Exercise description.
Extract all lines containing "mois".

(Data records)
........
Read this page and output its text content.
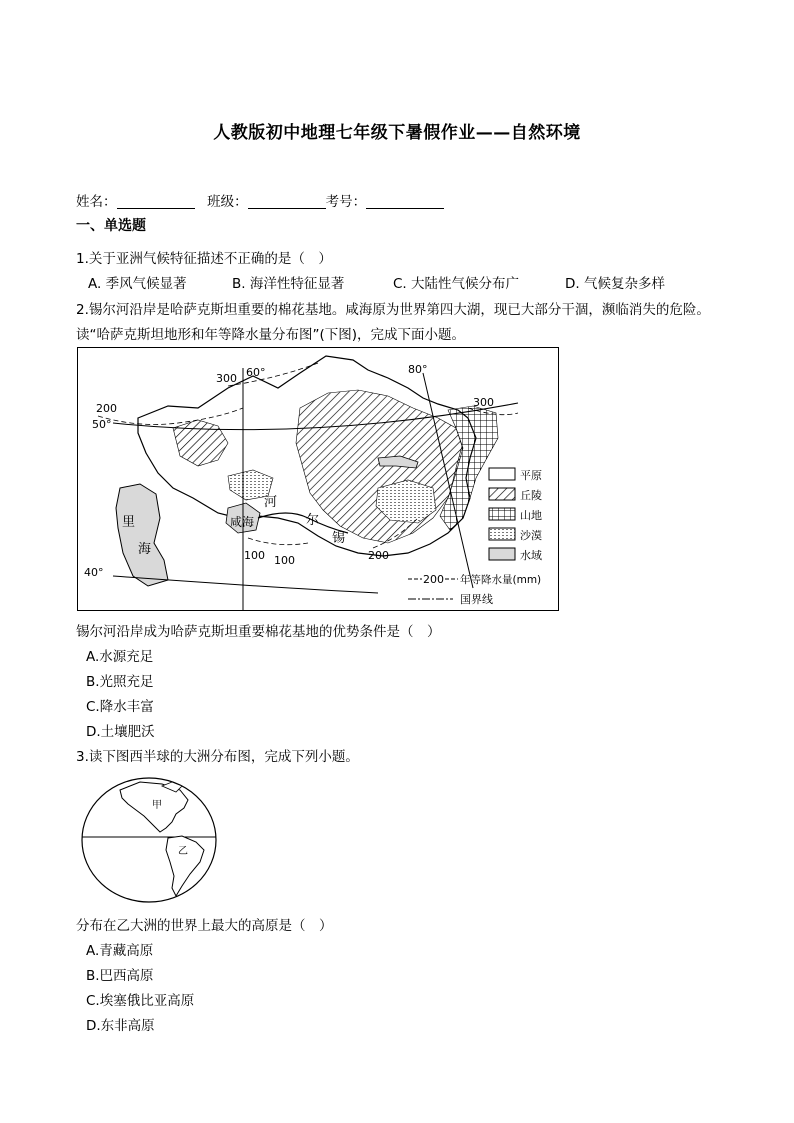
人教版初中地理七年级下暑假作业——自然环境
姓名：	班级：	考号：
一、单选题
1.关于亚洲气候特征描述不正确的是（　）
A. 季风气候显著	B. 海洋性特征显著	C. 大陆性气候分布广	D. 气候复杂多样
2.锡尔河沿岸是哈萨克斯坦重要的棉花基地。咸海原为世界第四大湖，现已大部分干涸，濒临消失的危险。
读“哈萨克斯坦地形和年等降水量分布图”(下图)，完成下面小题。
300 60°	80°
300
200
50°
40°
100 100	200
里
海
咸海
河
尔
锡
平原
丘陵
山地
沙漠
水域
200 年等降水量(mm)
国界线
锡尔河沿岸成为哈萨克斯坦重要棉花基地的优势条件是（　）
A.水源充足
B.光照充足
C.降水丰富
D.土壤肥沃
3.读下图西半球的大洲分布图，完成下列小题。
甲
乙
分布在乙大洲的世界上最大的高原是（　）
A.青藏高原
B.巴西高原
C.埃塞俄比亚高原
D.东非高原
........
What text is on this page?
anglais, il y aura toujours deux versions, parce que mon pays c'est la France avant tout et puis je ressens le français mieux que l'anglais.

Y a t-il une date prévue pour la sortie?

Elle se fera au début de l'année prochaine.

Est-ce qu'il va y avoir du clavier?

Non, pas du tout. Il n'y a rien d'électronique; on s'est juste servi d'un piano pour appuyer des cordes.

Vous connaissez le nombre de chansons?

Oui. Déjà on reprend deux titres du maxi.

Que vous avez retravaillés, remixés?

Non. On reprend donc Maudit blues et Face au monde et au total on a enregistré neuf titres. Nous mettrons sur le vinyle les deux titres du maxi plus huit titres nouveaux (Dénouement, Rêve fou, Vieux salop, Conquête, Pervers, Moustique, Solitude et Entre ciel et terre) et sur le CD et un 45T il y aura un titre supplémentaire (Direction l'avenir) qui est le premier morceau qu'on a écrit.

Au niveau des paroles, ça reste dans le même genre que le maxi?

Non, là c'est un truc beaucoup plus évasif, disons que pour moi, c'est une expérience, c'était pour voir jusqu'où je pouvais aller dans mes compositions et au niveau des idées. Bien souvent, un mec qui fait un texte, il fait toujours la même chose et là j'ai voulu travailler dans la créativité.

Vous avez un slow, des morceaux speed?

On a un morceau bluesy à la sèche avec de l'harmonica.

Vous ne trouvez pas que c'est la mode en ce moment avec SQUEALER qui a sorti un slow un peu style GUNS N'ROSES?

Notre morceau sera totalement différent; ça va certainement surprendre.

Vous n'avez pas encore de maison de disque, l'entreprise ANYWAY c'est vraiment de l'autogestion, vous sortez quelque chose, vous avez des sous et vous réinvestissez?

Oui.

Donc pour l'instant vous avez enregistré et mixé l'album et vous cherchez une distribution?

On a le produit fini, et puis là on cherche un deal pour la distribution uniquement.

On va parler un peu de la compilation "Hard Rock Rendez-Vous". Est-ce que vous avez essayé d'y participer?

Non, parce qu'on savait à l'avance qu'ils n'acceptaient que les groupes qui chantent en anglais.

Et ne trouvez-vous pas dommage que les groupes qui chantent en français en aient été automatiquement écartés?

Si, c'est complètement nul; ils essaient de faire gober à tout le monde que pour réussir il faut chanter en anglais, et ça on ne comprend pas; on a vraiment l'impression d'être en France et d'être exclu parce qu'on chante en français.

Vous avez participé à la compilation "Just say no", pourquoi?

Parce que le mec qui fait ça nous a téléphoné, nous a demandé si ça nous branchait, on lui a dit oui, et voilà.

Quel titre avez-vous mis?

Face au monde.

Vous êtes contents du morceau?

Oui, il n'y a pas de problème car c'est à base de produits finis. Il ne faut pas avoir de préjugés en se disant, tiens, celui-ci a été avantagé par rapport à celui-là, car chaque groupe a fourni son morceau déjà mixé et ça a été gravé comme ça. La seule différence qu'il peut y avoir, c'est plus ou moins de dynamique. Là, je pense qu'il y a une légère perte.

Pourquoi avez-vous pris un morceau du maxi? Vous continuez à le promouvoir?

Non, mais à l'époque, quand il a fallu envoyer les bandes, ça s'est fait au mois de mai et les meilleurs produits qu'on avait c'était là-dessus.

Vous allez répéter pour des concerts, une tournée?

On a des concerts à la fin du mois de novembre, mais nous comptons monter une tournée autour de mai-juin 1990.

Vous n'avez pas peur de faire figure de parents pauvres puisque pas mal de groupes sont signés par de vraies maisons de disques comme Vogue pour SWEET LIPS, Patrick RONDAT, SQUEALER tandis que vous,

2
........
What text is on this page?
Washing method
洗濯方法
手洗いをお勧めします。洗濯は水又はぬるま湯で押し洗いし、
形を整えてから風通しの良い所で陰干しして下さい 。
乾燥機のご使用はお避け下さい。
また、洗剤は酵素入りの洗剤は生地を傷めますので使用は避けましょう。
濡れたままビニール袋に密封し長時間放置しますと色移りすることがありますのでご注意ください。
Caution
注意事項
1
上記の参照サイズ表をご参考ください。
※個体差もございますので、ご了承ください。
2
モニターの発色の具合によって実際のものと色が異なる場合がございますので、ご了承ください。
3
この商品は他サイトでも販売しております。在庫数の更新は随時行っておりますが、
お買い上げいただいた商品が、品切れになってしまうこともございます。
........
Response to this exercise.
Non, mais à l'époque, quand il a fallu envoyer les bandes, ça s'est fait au mois de mai et les meilleurs produits qu'on avait c'était là-dessus.
On a des concerts à la fin du mois de novembre, mais nous comptons monter une tournée autour de mai-juin 1990.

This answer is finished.